* Stated exercise a
According to the forum thread on clang-tidy warnings, why do warnings about industry conventions such as header guard naming have a low cost?

[Start of Document passage]

Are the llvmlibc-callee-namespace warnings something worth chasing? Should we be unrolling loops based on its advice? Finally, is it a benefit here to rename all of these constants in this list of checks?

Not opposed to utilizing this sort of tool to improve the code, just lost as to what is actually important / actionable. Help.

Apr 12 '22 20:04 lshulen

Absolutely, I agree. In the first message I made a list of warnings that I would disable right away because 1) I cannot do anything about (e.g. depends on the testing library), 2) do not make any sense.

I got to the conclusion that llvmlibc-* warnings do not make any sense, I think those are for llvm library developers. Some fuchia-* warnings are mostly contradictory with other warnings.

In general, each warning is well documented and explained here: https://clang.llvm.org/extra/clang-tidy/checks/list.html

Some warnings are also about industry conventions (e.g. header guards naming). These and other warnings are low priority but also have low cost because they can be automatically fixed by text replacement.

[End of Document passage]

* Stated exercise b
Which lines of the records contain the word "with"? Extract each of them.

[Start of Records for this task]

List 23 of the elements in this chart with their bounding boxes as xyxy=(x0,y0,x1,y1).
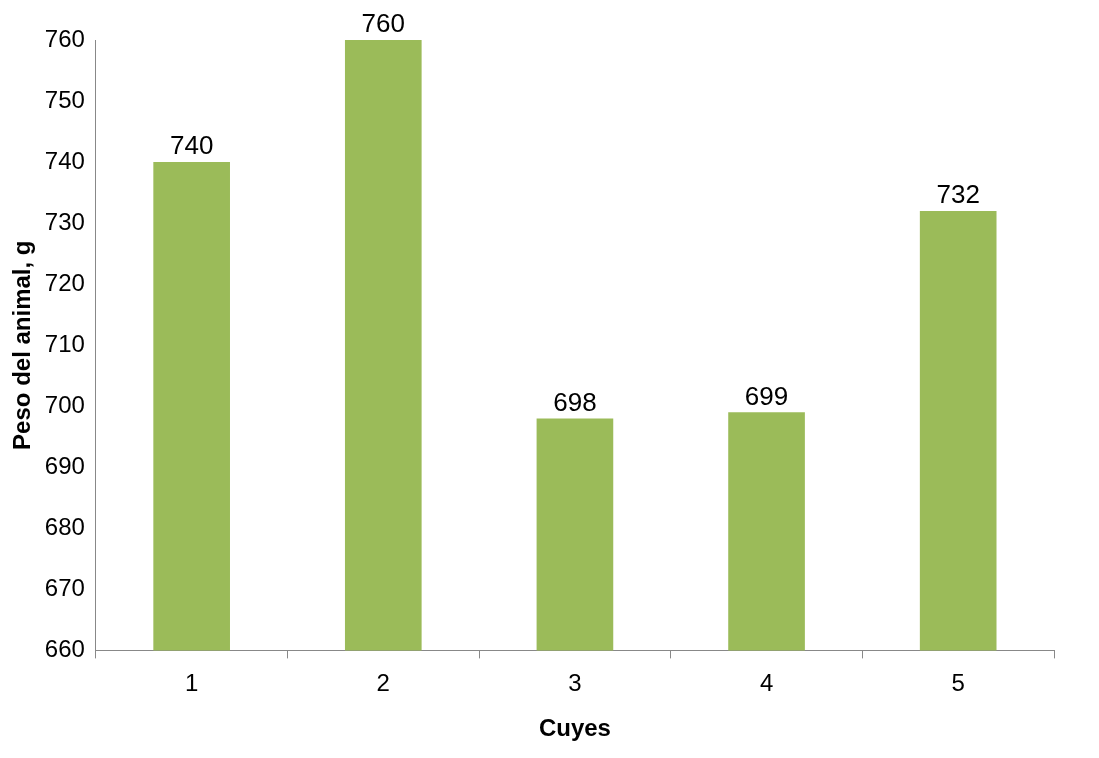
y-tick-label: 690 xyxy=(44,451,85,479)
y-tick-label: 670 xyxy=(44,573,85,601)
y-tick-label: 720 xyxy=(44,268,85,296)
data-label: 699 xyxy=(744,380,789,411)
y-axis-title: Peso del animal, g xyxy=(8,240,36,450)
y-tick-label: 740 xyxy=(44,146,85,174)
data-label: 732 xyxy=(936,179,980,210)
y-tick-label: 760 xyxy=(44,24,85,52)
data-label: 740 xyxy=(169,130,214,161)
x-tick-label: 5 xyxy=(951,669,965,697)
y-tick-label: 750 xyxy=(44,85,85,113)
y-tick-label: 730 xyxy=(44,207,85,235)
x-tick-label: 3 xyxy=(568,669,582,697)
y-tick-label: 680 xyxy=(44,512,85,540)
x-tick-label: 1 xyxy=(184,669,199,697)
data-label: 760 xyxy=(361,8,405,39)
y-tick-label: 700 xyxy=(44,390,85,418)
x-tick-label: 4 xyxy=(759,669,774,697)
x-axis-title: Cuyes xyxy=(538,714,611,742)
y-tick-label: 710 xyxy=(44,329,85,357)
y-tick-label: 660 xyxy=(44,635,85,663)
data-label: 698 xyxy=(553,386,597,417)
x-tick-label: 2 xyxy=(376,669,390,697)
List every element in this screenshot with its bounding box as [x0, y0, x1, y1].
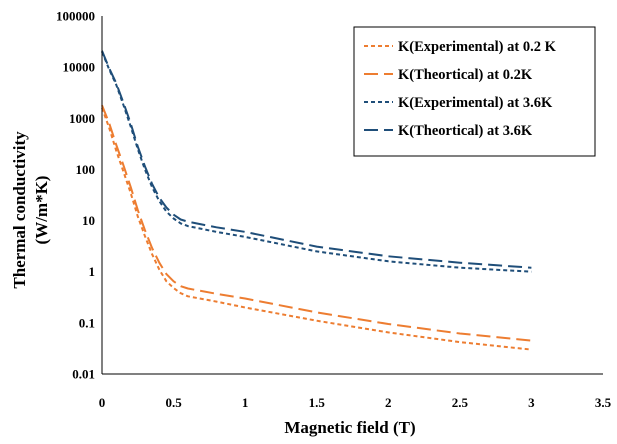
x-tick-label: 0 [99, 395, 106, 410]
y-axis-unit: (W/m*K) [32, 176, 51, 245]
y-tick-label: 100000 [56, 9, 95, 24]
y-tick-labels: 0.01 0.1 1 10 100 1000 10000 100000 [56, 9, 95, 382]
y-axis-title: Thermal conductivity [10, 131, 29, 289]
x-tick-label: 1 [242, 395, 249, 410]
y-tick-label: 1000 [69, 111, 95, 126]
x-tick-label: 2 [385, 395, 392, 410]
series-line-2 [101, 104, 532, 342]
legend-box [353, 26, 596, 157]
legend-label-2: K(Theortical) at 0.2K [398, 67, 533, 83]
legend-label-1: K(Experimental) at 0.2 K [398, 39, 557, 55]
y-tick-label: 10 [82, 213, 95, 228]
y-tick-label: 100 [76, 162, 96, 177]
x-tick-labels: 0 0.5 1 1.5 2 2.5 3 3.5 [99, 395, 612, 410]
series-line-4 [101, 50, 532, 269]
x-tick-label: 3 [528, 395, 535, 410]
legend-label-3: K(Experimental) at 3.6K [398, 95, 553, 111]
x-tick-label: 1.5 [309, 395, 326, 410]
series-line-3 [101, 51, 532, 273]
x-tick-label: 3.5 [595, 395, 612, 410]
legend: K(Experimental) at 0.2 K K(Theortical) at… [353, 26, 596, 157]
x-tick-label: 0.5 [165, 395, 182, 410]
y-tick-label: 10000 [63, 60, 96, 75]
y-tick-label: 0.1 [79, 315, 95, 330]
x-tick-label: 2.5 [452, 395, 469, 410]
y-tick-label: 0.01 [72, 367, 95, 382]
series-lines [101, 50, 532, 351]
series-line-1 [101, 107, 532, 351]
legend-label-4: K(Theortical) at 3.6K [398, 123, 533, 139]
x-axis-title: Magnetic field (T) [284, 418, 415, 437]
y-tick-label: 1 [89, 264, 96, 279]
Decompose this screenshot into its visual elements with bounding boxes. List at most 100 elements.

[End of Records for this task]

* Problem solution a
They can be fixed automatically by text replacement.

* Problem solution b
List 23 of the elements in this chart with their bounding boxes as xyxy=(x0,y0,x1,y1).
List every element in this screenshot with its bounding box as [x0, y0, x1, y1].
Decompose this screenshot into its visual elements with bounding boxes. List at most 100 elements.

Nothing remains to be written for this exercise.